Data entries
◆ ◆ ◆ ◆

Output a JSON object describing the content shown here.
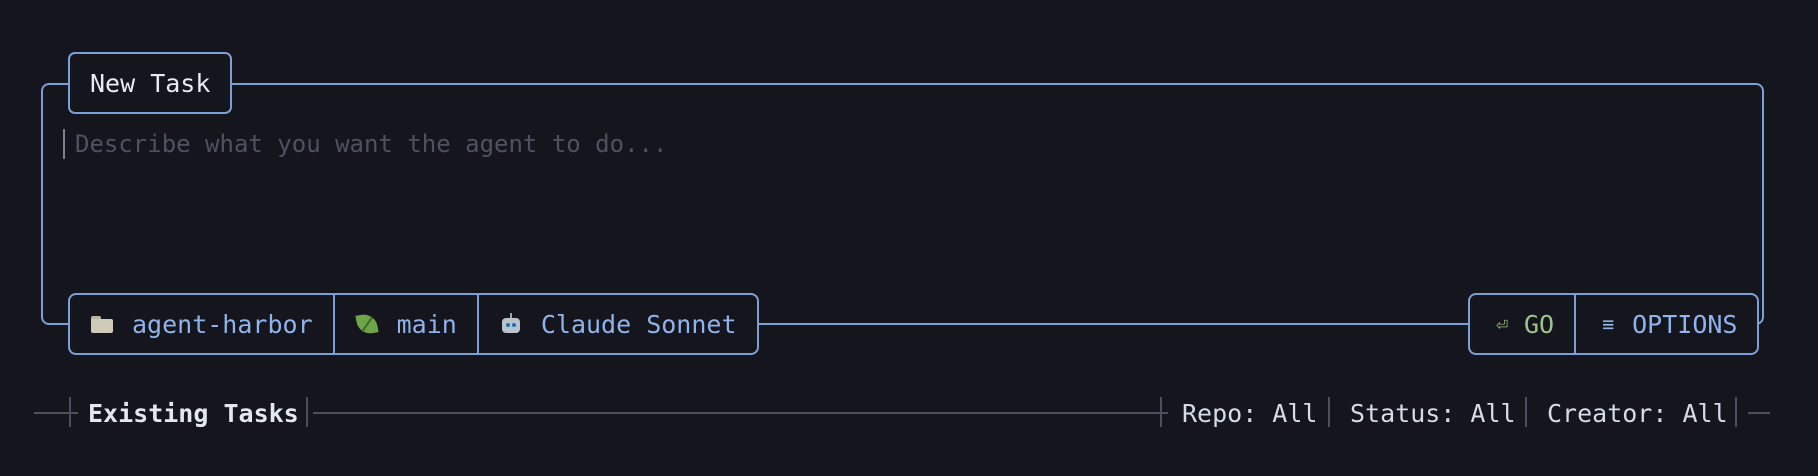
{
  "new_task": {
    "title": "New Task",
    "placeholder": "Describe what you want the agent to do...",
    "repo": {
      "icon": "folder-icon",
      "label": "agent-harbor"
    },
    "branch": {
      "icon": "leaf-icon",
      "label": "main"
    },
    "model": {
      "icon": "robot-icon",
      "label": "Claude Sonnet"
    },
    "go": {
      "glyph": "⏎",
      "label": "GO"
    },
    "options": {
      "glyph": "≡",
      "label": "OPTIONS"
    }
  },
  "existing_tasks": {
    "title": "Existing Tasks",
    "filters": {
      "repo": "Repo: All",
      "status": "Status: All",
      "creator": "Creator: All"
    }
  },
  "colors": {
    "background": "#14151d",
    "accent": "#7d9fd6",
    "go": "#9cc48c"
  }
}
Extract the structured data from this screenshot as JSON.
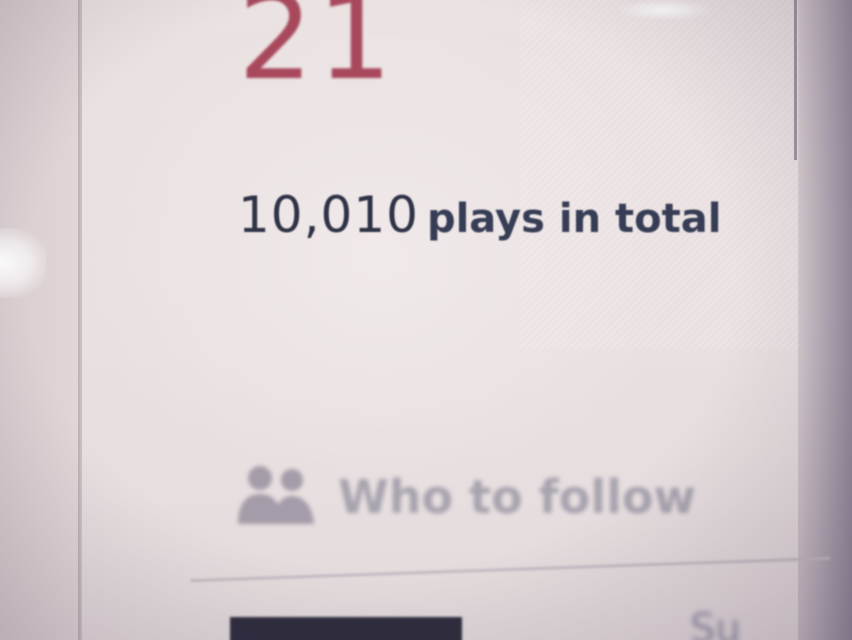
{
  "stats": {
    "count": "21",
    "plays_count": "10,010",
    "plays_label": "plays in total"
  },
  "who_to_follow": {
    "title": "Who to follow",
    "icon": "people-icon"
  },
  "partial": {
    "cut_text": "Su"
  },
  "colors": {
    "count": "#a8485c",
    "plays": "#2e3346",
    "follow_title": "#a7a3ae",
    "bottom_block": "#2d2b3d"
  }
}
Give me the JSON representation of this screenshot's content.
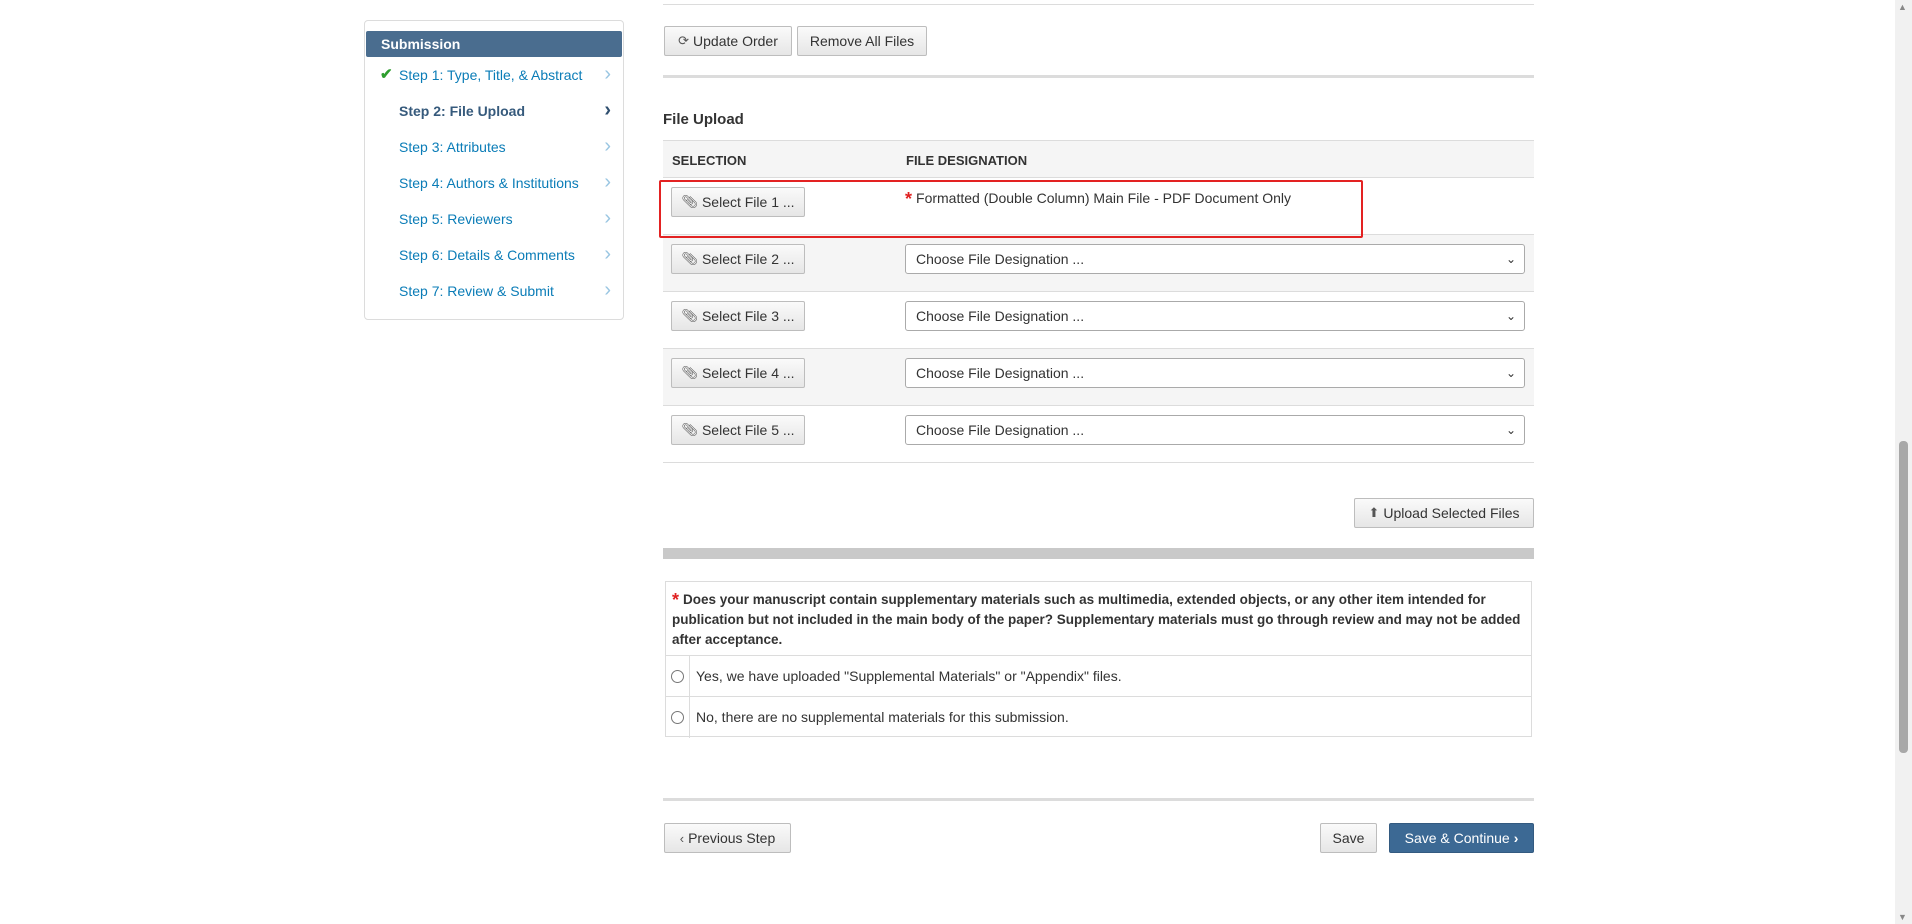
{
  "sidebar": {
    "header": "Submission",
    "items": [
      {
        "label": "Step 1: Type, Title, & Abstract"
      },
      {
        "label": "Step 2: File Upload"
      },
      {
        "label": "Step 3: Attributes"
      },
      {
        "label": "Step 4: Authors & Institutions"
      },
      {
        "label": "Step 5: Reviewers"
      },
      {
        "label": "Step 6: Details & Comments"
      },
      {
        "label": "Step 7: Review & Submit"
      }
    ],
    "completed_icon": "check-icon",
    "chevron_icon": "chevron-right-icon"
  },
  "toolbar": {
    "update_order": "Update Order",
    "remove_all": "Remove All Files"
  },
  "file_upload": {
    "title": "File Upload",
    "col_selection": "SELECTION",
    "col_designation": "FILE DESIGNATION",
    "rows": [
      {
        "button": "Select File 1 ...",
        "designation": "Formatted (Double Column) Main File - PDF Document Only"
      },
      {
        "button": "Select File 2 ...",
        "designation": "Choose File Designation ..."
      },
      {
        "button": "Select File 3 ...",
        "designation": "Choose File Designation ..."
      },
      {
        "button": "Select File 4 ...",
        "designation": "Choose File Designation ..."
      },
      {
        "button": "Select File 5 ...",
        "designation": "Choose File Designation ..."
      }
    ],
    "upload_button": "Upload Selected Files"
  },
  "supplemental": {
    "required_mark": "*",
    "question": "Does your manuscript contain supplementary materials such as multimedia, extended objects, or any other item intended for publication but not included in the main body of the paper? Supplementary materials must go through review and may not be added after acceptance.",
    "option_yes": "Yes, we have uploaded \"Supplemental Materials\" or \"Appendix\" files.",
    "option_no": "No, there are no supplemental materials for this submission."
  },
  "footer": {
    "previous": "Previous Step",
    "save": "Save",
    "save_continue": "Save & Continue"
  },
  "colors": {
    "sidebar_header": "#4a6d8f",
    "link": "#0a7cb7",
    "primary_button": "#3c6994",
    "required": "#e02020",
    "highlight_box": "#e32222"
  }
}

◆ ◆ ◆ ◆

What number of lines in the records contain the word "JSON"? Answer with that number alone.

3